Given exercise – Extract all lines that hold "marker" from the records below.

■ ■ ■

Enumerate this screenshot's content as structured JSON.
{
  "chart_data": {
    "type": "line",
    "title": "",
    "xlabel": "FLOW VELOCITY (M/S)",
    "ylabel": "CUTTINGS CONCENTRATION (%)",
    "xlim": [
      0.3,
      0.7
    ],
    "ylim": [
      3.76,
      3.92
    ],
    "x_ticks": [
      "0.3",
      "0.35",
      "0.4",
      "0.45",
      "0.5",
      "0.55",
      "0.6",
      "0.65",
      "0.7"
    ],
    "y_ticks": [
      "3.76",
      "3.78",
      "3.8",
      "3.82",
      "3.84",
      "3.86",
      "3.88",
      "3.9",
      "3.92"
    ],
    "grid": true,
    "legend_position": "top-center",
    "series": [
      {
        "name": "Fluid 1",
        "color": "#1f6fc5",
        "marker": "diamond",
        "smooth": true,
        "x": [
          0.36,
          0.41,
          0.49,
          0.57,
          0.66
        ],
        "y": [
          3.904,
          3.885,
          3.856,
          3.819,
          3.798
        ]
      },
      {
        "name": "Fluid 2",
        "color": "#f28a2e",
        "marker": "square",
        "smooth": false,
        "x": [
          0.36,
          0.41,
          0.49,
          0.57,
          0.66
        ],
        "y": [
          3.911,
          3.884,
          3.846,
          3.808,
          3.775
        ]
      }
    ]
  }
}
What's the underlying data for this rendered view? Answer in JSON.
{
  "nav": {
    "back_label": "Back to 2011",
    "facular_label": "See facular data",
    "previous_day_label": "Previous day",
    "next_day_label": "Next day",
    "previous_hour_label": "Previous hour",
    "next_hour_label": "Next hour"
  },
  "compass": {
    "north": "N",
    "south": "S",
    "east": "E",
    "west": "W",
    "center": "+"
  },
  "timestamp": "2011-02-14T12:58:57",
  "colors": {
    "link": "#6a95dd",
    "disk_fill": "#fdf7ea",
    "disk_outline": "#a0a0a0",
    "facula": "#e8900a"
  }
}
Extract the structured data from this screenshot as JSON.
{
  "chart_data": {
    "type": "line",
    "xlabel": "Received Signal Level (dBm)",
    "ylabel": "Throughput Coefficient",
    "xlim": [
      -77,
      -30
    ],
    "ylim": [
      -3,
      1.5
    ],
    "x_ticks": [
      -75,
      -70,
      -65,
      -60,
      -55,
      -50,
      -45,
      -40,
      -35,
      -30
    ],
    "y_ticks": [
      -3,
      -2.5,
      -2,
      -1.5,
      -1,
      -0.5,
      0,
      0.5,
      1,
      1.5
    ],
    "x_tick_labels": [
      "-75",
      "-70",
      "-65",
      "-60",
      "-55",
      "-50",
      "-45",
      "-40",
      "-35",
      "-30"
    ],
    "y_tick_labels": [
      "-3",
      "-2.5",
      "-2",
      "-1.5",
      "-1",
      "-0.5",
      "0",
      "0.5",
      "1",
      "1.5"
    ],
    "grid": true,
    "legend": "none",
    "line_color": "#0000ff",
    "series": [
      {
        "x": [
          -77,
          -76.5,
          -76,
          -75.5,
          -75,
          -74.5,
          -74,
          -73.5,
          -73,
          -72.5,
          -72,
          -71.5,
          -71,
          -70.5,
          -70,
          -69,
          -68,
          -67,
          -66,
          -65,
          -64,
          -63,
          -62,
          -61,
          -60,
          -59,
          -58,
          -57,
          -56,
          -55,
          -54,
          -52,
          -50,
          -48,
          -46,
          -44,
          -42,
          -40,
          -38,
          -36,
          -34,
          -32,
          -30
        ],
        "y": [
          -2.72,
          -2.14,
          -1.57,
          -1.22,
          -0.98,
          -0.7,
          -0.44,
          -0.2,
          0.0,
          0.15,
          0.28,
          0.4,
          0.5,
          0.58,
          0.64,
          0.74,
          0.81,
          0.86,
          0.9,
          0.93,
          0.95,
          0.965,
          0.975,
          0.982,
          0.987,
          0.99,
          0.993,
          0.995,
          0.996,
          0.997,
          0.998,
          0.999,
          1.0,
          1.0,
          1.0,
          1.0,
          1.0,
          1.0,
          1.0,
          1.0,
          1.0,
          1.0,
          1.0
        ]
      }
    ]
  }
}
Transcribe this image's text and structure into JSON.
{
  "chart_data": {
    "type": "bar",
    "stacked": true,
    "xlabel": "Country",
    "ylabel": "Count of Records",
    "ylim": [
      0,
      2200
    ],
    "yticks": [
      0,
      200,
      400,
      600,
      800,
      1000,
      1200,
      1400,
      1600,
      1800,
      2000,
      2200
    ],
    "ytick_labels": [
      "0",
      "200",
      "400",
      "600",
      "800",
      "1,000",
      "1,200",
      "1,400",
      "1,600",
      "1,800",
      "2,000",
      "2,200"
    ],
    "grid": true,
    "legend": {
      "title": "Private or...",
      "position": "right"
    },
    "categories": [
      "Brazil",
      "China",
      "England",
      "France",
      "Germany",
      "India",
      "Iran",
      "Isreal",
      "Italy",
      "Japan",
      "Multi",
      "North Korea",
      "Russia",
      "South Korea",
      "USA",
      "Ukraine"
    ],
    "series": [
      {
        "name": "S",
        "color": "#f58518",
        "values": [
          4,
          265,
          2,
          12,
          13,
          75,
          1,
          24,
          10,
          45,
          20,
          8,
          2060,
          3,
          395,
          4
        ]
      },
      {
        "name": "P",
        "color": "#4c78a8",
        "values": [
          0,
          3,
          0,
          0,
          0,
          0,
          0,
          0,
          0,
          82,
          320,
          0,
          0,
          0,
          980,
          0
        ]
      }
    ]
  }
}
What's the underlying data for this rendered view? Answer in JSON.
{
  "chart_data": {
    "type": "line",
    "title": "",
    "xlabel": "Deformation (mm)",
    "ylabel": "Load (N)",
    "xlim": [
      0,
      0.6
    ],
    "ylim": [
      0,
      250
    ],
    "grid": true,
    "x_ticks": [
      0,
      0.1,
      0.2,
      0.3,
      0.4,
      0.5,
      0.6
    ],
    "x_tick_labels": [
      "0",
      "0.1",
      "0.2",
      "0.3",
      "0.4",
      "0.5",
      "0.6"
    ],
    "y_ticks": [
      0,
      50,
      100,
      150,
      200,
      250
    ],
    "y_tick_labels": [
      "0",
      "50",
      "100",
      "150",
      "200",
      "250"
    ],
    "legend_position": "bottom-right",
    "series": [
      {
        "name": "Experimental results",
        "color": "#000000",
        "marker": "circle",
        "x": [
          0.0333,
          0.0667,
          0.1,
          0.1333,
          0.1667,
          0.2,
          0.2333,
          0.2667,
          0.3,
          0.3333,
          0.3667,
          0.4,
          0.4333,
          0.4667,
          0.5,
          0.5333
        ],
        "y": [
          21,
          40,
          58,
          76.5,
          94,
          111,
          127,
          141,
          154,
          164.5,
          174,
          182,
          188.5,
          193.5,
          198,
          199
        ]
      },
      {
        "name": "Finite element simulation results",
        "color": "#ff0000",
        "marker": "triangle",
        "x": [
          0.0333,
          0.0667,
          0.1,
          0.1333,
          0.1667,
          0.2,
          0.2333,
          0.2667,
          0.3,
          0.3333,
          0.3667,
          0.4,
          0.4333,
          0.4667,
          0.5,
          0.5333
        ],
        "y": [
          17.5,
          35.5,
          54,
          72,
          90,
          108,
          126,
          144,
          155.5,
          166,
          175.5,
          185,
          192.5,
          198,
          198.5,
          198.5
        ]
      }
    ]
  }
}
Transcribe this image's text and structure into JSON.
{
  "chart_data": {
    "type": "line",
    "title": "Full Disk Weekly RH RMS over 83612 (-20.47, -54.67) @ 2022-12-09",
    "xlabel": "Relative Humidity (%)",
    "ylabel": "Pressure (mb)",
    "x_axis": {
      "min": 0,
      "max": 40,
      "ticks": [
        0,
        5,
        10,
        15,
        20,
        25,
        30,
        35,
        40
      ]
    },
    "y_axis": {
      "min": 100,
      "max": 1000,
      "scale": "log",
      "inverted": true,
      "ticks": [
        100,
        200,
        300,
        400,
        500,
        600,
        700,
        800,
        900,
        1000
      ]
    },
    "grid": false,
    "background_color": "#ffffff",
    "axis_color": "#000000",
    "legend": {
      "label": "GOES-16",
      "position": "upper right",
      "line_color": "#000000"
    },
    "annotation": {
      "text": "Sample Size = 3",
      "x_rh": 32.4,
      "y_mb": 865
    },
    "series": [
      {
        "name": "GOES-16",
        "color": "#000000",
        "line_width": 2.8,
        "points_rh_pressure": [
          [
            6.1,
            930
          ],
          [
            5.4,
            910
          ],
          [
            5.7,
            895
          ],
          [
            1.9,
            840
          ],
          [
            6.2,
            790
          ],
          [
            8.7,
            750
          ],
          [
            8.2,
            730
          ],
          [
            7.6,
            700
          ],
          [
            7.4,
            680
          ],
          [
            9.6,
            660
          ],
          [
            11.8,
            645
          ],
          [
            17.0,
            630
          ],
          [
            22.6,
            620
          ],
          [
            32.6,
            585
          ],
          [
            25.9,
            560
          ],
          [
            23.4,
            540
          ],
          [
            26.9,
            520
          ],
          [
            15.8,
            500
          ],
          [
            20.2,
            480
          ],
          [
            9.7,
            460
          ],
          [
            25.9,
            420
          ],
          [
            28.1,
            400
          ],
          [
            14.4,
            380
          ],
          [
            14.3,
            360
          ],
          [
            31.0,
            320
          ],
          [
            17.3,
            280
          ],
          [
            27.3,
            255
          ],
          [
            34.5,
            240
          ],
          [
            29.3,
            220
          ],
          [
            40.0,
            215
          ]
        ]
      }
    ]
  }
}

■ ■ ■

Solved exercise –
        "marker": "diamond",
        "marker": "square",
        "marker": "circle",
        "marker": "triangle",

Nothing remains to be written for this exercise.